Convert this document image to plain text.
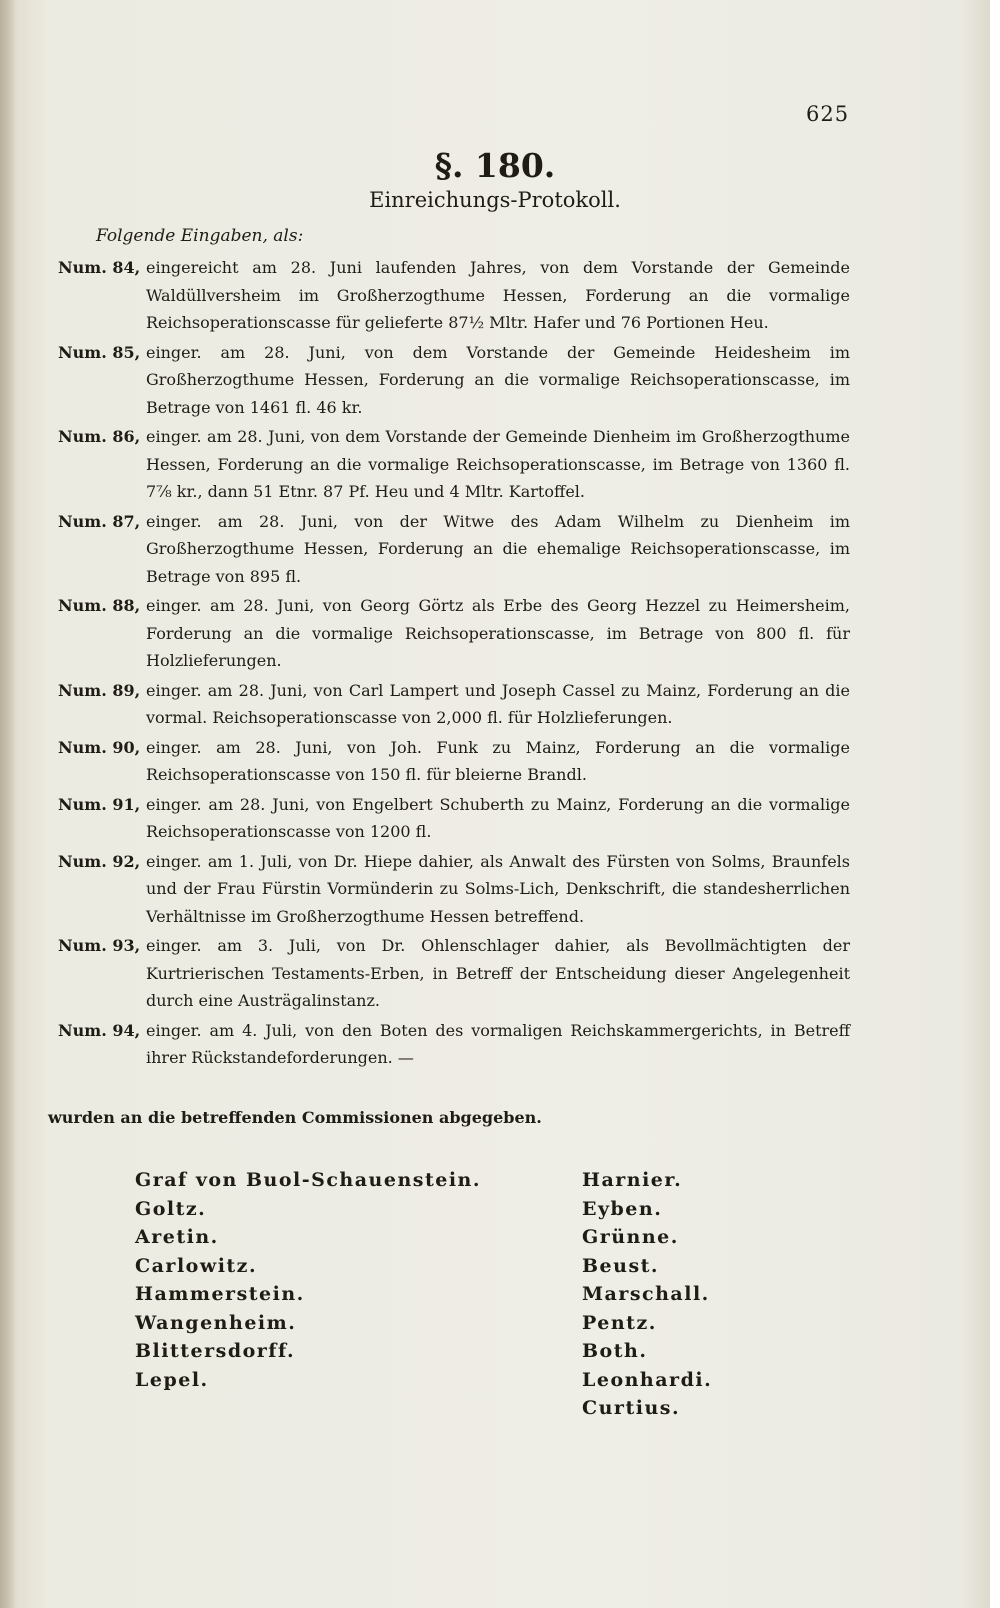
625
§. 180.
Einreichungs-Protokoll.
Folgende Eingaben, als:
Num. 84, eingereicht am 28. Juni laufenden Jahres, von dem Vorstande der Gemeinde Waldüllversheim im Großherzogthume Hessen, Forderung an die vormalige Reichsoperationscasse für gelieferte 87½ Mltr. Hafer und 76 Portionen Heu.
Num. 85, einger. am 28. Juni, von dem Vorstande der Gemeinde Heidesheim im Großherzogthume Hessen, Forderung an die vormalige Reichsoperationscasse, im Betrage von 1461 fl. 46 kr.
Num. 86, einger. am 28. Juni, von dem Vorstande der Gemeinde Dienheim im Großherzogthume Hessen, Forderung an die vormalige Reichsoperationscasse, im Betrage von 1360 fl. 7⅞ kr., dann 51 Etnr. 87 Pf. Heu und 4 Mltr. Kartoffel.
Num. 87, einger. am 28. Juni, von der Witwe des Adam Wilhelm zu Dienheim im Großherzogthume Hessen, Forderung an die ehemalige Reichsoperationscasse, im Betrage von 895 fl.
Num. 88, einger. am 28. Juni, von Georg Görtz als Erbe des Georg Hezzel zu Heimersheim, Forderung an die vormalige Reichsoperationscasse, im Betrage von 800 fl. für Holzlieferungen.
Num. 89, einger. am 28. Juni, von Carl Lampert und Joseph Cassel zu Mainz, Forderung an die vormal. Reichsoperationscasse von 2,000 fl. für Holzlieferungen.
Num. 90, einger. am 28. Juni, von Joh. Funk zu Mainz, Forderung an die vormalige Reichsoperationscasse von 150 fl. für bleierne Brandl.
Num. 91, einger. am 28. Juni, von Engelbert Schuberth zu Mainz, Forderung an die vormalige Reichsoperationscasse von 1200 fl.
Num. 92, einger. am 1. Juli, von Dr. Hiepe dahier, als Anwalt des Fürsten von Solms, Braunfels und der Frau Fürstin Vormünderin zu Solms-Lich, Denkschrift, die standesherrlichen Verhältnisse im Großherzogthume Hessen betreffend.
Num. 93, einger. am 3. Juli, von Dr. Ohlenschlager dahier, als Bevollmächtigten der Kurtrierischen Testaments-Erben, in Betreff der Entscheidung dieser Angelegenheit durch eine Austrägalinstanz.
Num. 94, einger. am 4. Juli, von den Boten des vormaligen Reichskammergerichts, in Betreff ihrer Rückstandeforderungen. —
wurden an die betreffenden Commissionen abgegeben.
Graf von Buol-Schauenstein.
Goltz.
Aretin.
Carlowitz.
Hammerstein.
Wangenheim.
Blittersdorff.
Lepel.
Harnier.
Eyben.
Grünne.
Beust.
Marschall.
Pentz.
Both.
Leonhardi.
Curtius.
* * *
- [What is expected]
Show each line of the data that contains the string "Reichsoperationscasse".

- [Answer below]
Num. 84, eingereicht am 28. Juni laufenden Jahres, von dem Vorstande der Gemeinde Waldüllversheim im Großherzogthume Hessen, Forderung an die vormalige Reichsoperationscasse für gelieferte 87½ Mltr. Hafer und 76 Portionen Heu.
Num. 85, einger. am 28. Juni, von dem Vorstande der Gemeinde Heidesheim im Großherzogthume Hessen, Forderung an die vormalige Reichsoperationscasse, im Betrage von 1461 fl. 46 kr.
Num. 86, einger. am 28. Juni, von dem Vorstande der Gemeinde Dienheim im Großherzogthume Hessen, Forderung an die vormalige Reichsoperationscasse, im Betrage von 1360 fl. 7⅞ kr., dann 51 Etnr. 87 Pf. Heu und 4 Mltr. Kartoffel.
Num. 87, einger. am 28. Juni, von der Witwe des Adam Wilhelm zu Dienheim im Großherzogthume Hessen, Forderung an die ehemalige Reichsoperationscasse, im Betrage von 895 fl.
Num. 88, einger. am 28. Juni, von Georg Görtz als Erbe des Georg Hezzel zu Heimersheim, Forderung an die vormalige Reichsoperationscasse, im Betrage von 800 fl. für Holzlieferungen.
Num. 89, einger. am 28. Juni, von Carl Lampert und Joseph Cassel zu Mainz, Forderung an die vormal. Reichsoperationscasse von 2,000 fl. für Holzlieferungen.
Num. 90, einger. am 28. Juni, von Joh. Funk zu Mainz, Forderung an die vormalige Reichsoperationscasse von 150 fl. für bleierne Brandl.
Num. 91, einger. am 28. Juni, von Engelbert Schuberth zu Mainz, Forderung an die vormalige Reichsoperationscasse von 1200 fl.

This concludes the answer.